- [TEXT SECTION]
=-=-=-=-=

The panel comprised of eminent industry experts - David Wittenberg - Innovation Consultant, Author, Speaker, Professor of Business, Educationalist; Jonas Prasanna - Talent Brand & Social Media Recruitment – Lead, Capgemini; Vaibhav Goel - Vice President HR, Head - HR Governance & Integration and Project Manager - HR 2.0 (Digitization), Reliance Industries Ltd.; and Babita Basak - Head Recruitment – India CSC, Citibank. The forum session was moderated by David Wittenberg.
Here's an excerpt from the session.
The Design Thinking Process
David started the session citing how IDEO, the design and consulting firm, became the one of the topmost in the field by applying an innovative approach to design thinking. He introduced the concept by explaining how the process of design thinking works and the steps involved in the process.
The design thinking practice, David said, was initially based on empathy, which later on evolved into a five step process – Empathize, Define the Issue, Ideate, Create a Prototype, and Test the Prototype. Testing the prototype before rolling it out as a system or policy is essential for its success, David said. Taking an audience vote, which confirmed that a lot of the organizations do not yet follow the five-step process, he added that even if we don't follow all the five steps we cannot overlook "empathy". It is one of the pillars of design thinking. Stressing the importance of empathy, he said that we could be the guru of HR, but if we don't communicate with the people and understand what they are feeling or thinking, we cannot make our solutions work.
Design thinking is based on two pillars, explained David. While empathy is one pillar, creativity is the other pillar of design thinking. It is by becoming creative that we will be able to find solutions for our people that are better than the competition, he added.
Opening the floor for discussion, David asked the panelists about the common challenges in hiring that can be addressed by using Design Thinking.

=-=-=-=-=

[Element region listings]
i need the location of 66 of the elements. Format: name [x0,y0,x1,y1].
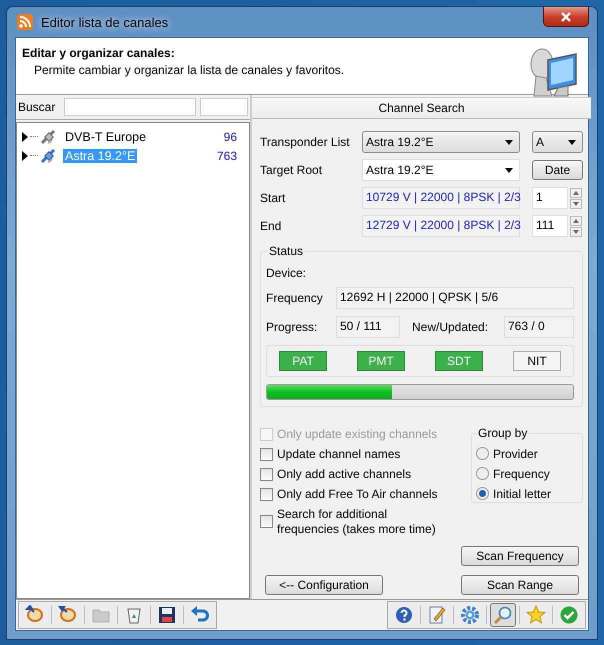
caret-icon [505,140,513,144]
notepad-icon [427,605,447,625]
group-title: Group by [476,426,530,440]
date-button[interactable]: Date [532,160,583,180]
spin-down-icon[interactable] [570,226,582,236]
expand-arrow-icon[interactable] [21,150,29,160]
checkbox-option[interactable]: Only add active channels [260,467,448,482]
caret-icon [568,140,576,144]
header-title: Editar y organizar canales: [22,46,176,60]
transponder-field: 12729 V | 22000 | 8PSK | 2/3 [362,215,520,237]
close-icon [560,12,572,22]
radio-option[interactable]: Provider [476,446,582,461]
new-updated-field: 763 / 0 [504,316,574,338]
field-label: End [260,219,282,233]
table-indicator: NIT [513,351,561,371]
scan-frequency-button[interactable]: Scan Frequency [461,546,579,566]
settings-icon [460,605,480,625]
channel-count: 763 [216,148,237,162]
checkbox-option[interactable]: Update channel names [260,447,448,462]
spin-up-icon[interactable] [570,188,582,198]
radio-option[interactable]: Frequency [476,466,582,481]
table-indicator: PMT [357,351,405,371]
spin-up-icon[interactable] [570,216,582,226]
table-indicator: SDT [435,351,483,371]
scan-range-button[interactable]: Scan Range [461,575,579,595]
star-icon [526,605,546,625]
transponder-field: 10729 V | 22000 | 8PSK | 2/3 [362,187,520,209]
field-label: Target Root [260,163,324,177]
export-icon [58,605,78,625]
progress-label: Progress: [266,320,318,334]
checkbox-option[interactable]: Search for additional frequencies (takes more time) [260,507,448,537]
save-icon [157,605,177,625]
search-icon [493,605,513,625]
tree-item[interactable]: DVB-T Europe [63,130,148,144]
radio-option[interactable]: Initial letter [476,486,582,501]
frequency-label: Frequency [266,291,324,305]
configuration-button[interactable]: <-- Configuration [265,575,383,595]
spin-field[interactable]: 111 [532,215,568,237]
window-title: Editor lista de canales [41,14,168,30]
checkbox-option[interactable]: Only add Free To Air channels [260,487,448,502]
rss-icon [17,14,33,30]
close-button[interactable] [543,7,589,27]
filter-field[interactable] [200,98,248,116]
spin-field[interactable]: 1 [532,187,568,209]
new-updated-label: New/Updated: [412,320,490,334]
search-field[interactable] [64,98,196,116]
transponder-dropdown[interactable]: Astra 19.2°E [362,131,520,153]
check-icon [559,605,579,625]
group-title: Status [267,244,306,258]
panel-header: Channel Search [252,97,591,119]
spin-down-icon[interactable] [570,198,582,208]
frequency-field: 12692 H | 22000 | QPSK | 5/6 [336,287,574,309]
help-icon [394,605,414,625]
header-subtitle: Permite cambiar y organizar la lista de canales y favoritos. [33,63,346,77]
field-label: Transponder List [260,135,351,149]
device-label: Device: [266,266,308,280]
caret-icon [505,168,513,172]
target-root-dropdown[interactable]: Astra 19.2°E [362,159,520,181]
table-indicator: PAT [279,351,327,371]
expand-arrow-icon[interactable] [21,132,29,142]
channel-count: 96 [224,130,237,144]
band-dropdown[interactable]: A [532,131,583,153]
search-label: Buscar [18,100,56,114]
progress-field: 50 / 111 [336,316,400,338]
import-icon [25,605,45,625]
field-label: Start [260,191,286,205]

=-=-=-=-=

- [ACTIONS TO TAKE]
A – Answer these questions about the design thinking session text:
(i) Who moderated the forum session?
(ii) What is the last step of the five-step design thinking process?
(iii) Besides empathy, what is the other pillar of design thinking?
B – Return verbatim the portion of the design thinking session text that opens with the words containing "Design thinking is" and closes with "competition, he added.".
C – Carry the design thinking session text forward from its final sentence.

- [EXPECTED RESULTS]
A –
(i) David Wittenberg
(ii) Test the Prototype
(iii) Creativity

B –
Design thinking is based on two pillars, explained David. While empathy is one pillar, creativity is the other pillar of design thinking. It is by becoming creative that we will be able to find solutions for our people that are better than the competition, he added.

C –
Design Thinking and Hiring Challenges
Talking about how Citi designed their recruitment process, Babita highlighted that, for them, in the entire hiring process – the candidate is most important. The candidate is the client or the end-user of the process and the other participants (HR and the Business managers) or parts of the process contribute to and enhance the candidate's experience, she said.
Continuing the discussion, she underlined that the main challenge in hiring is how to make it simple for the candidate to know about the positions that are available, to apply, to know the status of their application, rejection, offer – i.e. to be informed about all the key milestones in the hiring process.
Sharing his first experience with design thinking, Jonas said the that we need to understand how we can enable the organization to hire in this digital world.
Adding to the discussion, Vaibhav explained that in his organization, they have stopped differentiating between how they treat their employees and their consumers. It is one of the biggest paradigm shifts in the organization.
This change in mindset led us to think how do we create employee journeys and to the employee life cycle. These two things will help us to provide the candidate with experiences which create a differentiation for the company and leave a lasting impression. We look at this entire process in a holistic manner as all the employee experiences are interconnected and over time the employee has different relationships with the organization, he said talking about the process in his organization.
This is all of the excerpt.